Collected data entries:
——

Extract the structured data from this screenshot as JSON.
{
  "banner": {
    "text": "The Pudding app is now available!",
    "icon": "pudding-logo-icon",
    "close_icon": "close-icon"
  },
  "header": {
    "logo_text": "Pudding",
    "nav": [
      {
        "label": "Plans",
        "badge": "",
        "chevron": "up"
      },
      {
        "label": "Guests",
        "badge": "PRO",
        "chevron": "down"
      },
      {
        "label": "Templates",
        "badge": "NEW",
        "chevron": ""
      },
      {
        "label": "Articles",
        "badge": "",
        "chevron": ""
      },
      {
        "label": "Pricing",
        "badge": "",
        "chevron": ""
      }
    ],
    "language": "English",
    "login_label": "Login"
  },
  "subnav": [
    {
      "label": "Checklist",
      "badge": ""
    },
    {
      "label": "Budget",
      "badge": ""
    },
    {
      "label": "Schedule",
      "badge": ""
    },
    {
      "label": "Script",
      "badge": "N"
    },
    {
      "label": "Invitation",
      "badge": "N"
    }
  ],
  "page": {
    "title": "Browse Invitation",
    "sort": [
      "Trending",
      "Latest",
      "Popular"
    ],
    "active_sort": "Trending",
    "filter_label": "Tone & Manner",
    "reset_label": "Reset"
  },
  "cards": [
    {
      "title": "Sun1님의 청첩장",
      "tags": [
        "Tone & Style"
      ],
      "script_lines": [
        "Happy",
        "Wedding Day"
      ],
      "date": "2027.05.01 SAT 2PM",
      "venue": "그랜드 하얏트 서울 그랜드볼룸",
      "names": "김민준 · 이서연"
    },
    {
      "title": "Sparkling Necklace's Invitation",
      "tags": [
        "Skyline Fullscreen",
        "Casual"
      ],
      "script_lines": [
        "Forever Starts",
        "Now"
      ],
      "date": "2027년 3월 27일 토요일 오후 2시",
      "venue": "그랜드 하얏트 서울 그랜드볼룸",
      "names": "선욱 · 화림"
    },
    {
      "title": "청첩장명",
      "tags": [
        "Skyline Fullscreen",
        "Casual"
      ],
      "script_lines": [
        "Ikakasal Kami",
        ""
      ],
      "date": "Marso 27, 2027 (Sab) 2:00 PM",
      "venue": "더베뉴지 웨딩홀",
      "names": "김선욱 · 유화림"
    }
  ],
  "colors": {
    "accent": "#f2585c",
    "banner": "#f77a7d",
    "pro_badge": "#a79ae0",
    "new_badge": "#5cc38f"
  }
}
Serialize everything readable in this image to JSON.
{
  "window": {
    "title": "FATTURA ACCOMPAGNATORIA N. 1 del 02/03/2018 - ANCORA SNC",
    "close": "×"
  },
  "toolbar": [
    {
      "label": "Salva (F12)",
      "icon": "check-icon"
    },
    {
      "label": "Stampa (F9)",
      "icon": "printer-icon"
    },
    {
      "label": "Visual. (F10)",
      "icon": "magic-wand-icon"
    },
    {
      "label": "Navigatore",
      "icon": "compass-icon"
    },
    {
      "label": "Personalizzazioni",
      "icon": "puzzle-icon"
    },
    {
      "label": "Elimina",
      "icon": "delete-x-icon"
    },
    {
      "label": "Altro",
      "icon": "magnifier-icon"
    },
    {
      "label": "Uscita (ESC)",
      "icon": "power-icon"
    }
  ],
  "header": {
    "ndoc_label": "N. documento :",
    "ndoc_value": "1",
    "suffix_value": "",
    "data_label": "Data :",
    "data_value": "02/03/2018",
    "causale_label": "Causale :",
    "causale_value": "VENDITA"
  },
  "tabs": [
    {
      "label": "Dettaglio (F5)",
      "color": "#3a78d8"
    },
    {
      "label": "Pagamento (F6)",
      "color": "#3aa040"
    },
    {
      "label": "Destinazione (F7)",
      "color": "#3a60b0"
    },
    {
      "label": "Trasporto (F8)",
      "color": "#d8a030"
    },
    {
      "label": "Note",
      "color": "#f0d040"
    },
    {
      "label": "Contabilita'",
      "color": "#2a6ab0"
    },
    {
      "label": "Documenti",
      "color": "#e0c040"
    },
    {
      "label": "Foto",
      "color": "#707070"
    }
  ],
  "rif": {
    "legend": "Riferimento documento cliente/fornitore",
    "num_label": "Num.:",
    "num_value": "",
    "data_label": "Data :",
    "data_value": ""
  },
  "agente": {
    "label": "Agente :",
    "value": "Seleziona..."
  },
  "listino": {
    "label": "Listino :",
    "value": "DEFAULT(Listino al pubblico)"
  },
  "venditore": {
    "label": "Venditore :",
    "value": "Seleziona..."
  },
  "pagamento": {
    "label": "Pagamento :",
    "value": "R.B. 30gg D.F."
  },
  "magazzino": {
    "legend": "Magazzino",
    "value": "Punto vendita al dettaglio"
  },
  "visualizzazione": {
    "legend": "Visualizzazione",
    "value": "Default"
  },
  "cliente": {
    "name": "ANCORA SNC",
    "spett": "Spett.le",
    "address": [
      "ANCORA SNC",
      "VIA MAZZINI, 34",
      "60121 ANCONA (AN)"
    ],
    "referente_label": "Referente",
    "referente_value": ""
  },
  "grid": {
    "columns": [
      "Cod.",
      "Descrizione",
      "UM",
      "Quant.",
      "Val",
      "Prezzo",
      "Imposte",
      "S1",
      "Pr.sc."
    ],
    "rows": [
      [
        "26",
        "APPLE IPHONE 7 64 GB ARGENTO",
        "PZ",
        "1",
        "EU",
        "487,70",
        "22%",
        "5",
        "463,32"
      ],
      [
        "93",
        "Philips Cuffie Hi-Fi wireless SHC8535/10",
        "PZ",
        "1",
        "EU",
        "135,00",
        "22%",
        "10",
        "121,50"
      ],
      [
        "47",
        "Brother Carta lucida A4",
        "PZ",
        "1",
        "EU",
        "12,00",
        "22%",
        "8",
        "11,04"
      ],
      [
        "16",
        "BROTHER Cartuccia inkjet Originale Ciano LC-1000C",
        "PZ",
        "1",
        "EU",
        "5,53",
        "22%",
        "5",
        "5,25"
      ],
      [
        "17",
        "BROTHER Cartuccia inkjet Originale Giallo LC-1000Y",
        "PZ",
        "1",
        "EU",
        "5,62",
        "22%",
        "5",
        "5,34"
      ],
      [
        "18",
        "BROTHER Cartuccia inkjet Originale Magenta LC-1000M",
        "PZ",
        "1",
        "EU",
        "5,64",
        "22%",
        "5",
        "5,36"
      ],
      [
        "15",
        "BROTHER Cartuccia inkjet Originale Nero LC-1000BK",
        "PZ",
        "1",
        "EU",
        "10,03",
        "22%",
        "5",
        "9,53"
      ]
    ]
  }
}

——

__The request__.
Recopy the whole listing exactly.

__Full response__.
Extract the structured data from this screenshot as JSON.
{
  "banner": {
    "text": "The Pudding app is now available!",
    "icon": "pudding-logo-icon",
    "close_icon": "close-icon"
  },
  "header": {
    "logo_text": "Pudding",
    "nav": [
      {
        "label": "Plans",
        "badge": "",
        "chevron": "up"
      },
      {
        "label": "Guests",
        "badge": "PRO",
        "chevron": "down"
      },
      {
        "label": "Templates",
        "badge": "NEW",
        "chevron": ""
      },
      {
        "label": "Articles",
        "badge": "",
        "chevron": ""
      },
      {
        "label": "Pricing",
        "badge": "",
        "chevron": ""
      }
    ],
    "language": "English",
    "login_label": "Login"
  },
  "subnav": [
    {
      "label": "Checklist",
      "badge": ""
    },
    {
      "label": "Budget",
      "badge": ""
    },
    {
      "label": "Schedule",
      "badge": ""
    },
    {
      "label": "Script",
      "badge": "N"
    },
    {
      "label": "Invitation",
      "badge": "N"
    }
  ],
  "page": {
    "title": "Browse Invitation",
    "sort": [
      "Trending",
      "Latest",
      "Popular"
    ],
    "active_sort": "Trending",
    "filter_label": "Tone & Manner",
    "reset_label": "Reset"
  },
  "cards": [
    {
      "title": "Sun1님의 청첩장",
      "tags": [
        "Tone & Style"
      ],
      "script_lines": [
        "Happy",
        "Wedding Day"
      ],
      "date": "2027.05.01 SAT 2PM",
      "venue": "그랜드 하얏트 서울 그랜드볼룸",
      "names": "김민준 · 이서연"
    },
    {
      "title": "Sparkling Necklace's Invitation",
      "tags": [
        "Skyline Fullscreen",
        "Casual"
      ],
      "script_lines": [
        "Forever Starts",
        "Now"
      ],
      "date": "2027년 3월 27일 토요일 오후 2시",
      "venue": "그랜드 하얏트 서울 그랜드볼룸",
      "names": "선욱 · 화림"
    },
    {
      "title": "청첩장명",
      "tags": [
        "Skyline Fullscreen",
        "Casual"
      ],
      "script_lines": [
        "Ikakasal Kami",
        ""
      ],
      "date": "Marso 27, 2027 (Sab) 2:00 PM",
      "venue": "더베뉴지 웨딩홀",
      "names": "김선욱 · 유화림"
    }
  ],
  "colors": {
    "accent": "#f2585c",
    "banner": "#f77a7d",
    "pro_badge": "#a79ae0",
    "new_badge": "#5cc38f"
  }
}
Serialize everything readable in this image to JSON.
{
  "window": {
    "title": "FATTURA ACCOMPAGNATORIA N. 1 del 02/03/2018 - ANCORA SNC",
    "close": "×"
  },
  "toolbar": [
    {
      "label": "Salva (F12)",
      "icon": "check-icon"
    },
    {
      "label": "Stampa (F9)",
      "icon": "printer-icon"
    },
    {
      "label": "Visual. (F10)",
      "icon": "magic-wand-icon"
    },
    {
      "label": "Navigatore",
      "icon": "compass-icon"
    },
    {
      "label": "Personalizzazioni",
      "icon": "puzzle-icon"
    },
    {
      "label": "Elimina",
      "icon": "delete-x-icon"
    },
    {
      "label": "Altro",
      "icon": "magnifier-icon"
    },
    {
      "label": "Uscita (ESC)",
      "icon": "power-icon"
    }
  ],
  "header": {
    "ndoc_label": "N. documento :",
    "ndoc_value": "1",
    "suffix_value": "",
    "data_label": "Data :",
    "data_value": "02/03/2018",
    "causale_label": "Causale :",
    "causale_value": "VENDITA"
  },
  "tabs": [
    {
      "label": "Dettaglio (F5)",
      "color": "#3a78d8"
    },
    {
      "label": "Pagamento (F6)",
      "color": "#3aa040"
    },
    {
      "label": "Destinazione (F7)",
      "color": "#3a60b0"
    },
    {
      "label": "Trasporto (F8)",
      "color": "#d8a030"
    },
    {
      "label": "Note",
      "color": "#f0d040"
    },
    {
      "label": "Contabilita'",
      "color": "#2a6ab0"
    },
    {
      "label": "Documenti",
      "color": "#e0c040"
    },
    {
      "label": "Foto",
      "color": "#707070"
    }
  ],
  "rif": {
    "legend": "Riferimento documento cliente/fornitore",
    "num_label": "Num.:",
    "num_value": "",
    "data_label": "Data :",
    "data_value": ""
  },
  "agente": {
    "label": "Agente :",
    "value": "Seleziona..."
  },
  "listino": {
    "label": "Listino :",
    "value": "DEFAULT(Listino al pubblico)"
  },
  "venditore": {
    "label": "Venditore :",
    "value": "Seleziona..."
  },
  "pagamento": {
    "label": "Pagamento :",
    "value": "R.B. 30gg D.F."
  },
  "magazzino": {
    "legend": "Magazzino",
    "value": "Punto vendita al dettaglio"
  },
  "visualizzazione": {
    "legend": "Visualizzazione",
    "value": "Default"
  },
  "cliente": {
    "name": "ANCORA SNC",
    "spett": "Spett.le",
    "address": [
      "ANCORA SNC",
      "VIA MAZZINI, 34",
      "60121 ANCONA (AN)"
    ],
    "referente_label": "Referente",
    "referente_value": ""
  },
  "grid": {
    "columns": [
      "Cod.",
      "Descrizione",
      "UM",
      "Quant.",
      "Val",
      "Prezzo",
      "Imposte",
      "S1",
      "Pr.sc."
    ],
    "rows": [
      [
        "26",
        "APPLE IPHONE 7 64 GB ARGENTO",
        "PZ",
        "1",
        "EU",
        "487,70",
        "22%",
        "5",
        "463,32"
      ],
      [
        "93",
        "Philips Cuffie Hi-Fi wireless SHC8535/10",
        "PZ",
        "1",
        "EU",
        "135,00",
        "22%",
        "10",
        "121,50"
      ],
      [
        "47",
        "Brother Carta lucida A4",
        "PZ",
        "1",
        "EU",
        "12,00",
        "22%",
        "8",
        "11,04"
      ],
      [
        "16",
        "BROTHER Cartuccia inkjet Originale Ciano LC-1000C",
        "PZ",
        "1",
        "EU",
        "5,53",
        "22%",
        "5",
        "5,25"
      ],
      [
        "17",
        "BROTHER Cartuccia inkjet Originale Giallo LC-1000Y",
        "PZ",
        "1",
        "EU",
        "5,62",
        "22%",
        "5",
        "5,34"
      ],
      [
        "18",
        "BROTHER Cartuccia inkjet Originale Magenta LC-1000M",
        "PZ",
        "1",
        "EU",
        "5,64",
        "22%",
        "5",
        "5,36"
      ],
      [
        "15",
        "BROTHER Cartuccia inkjet Originale Nero LC-1000BK",
        "PZ",
        "1",
        "EU",
        "10,03",
        "22%",
        "5",
        "9,53"
      ]
    ]
  }
}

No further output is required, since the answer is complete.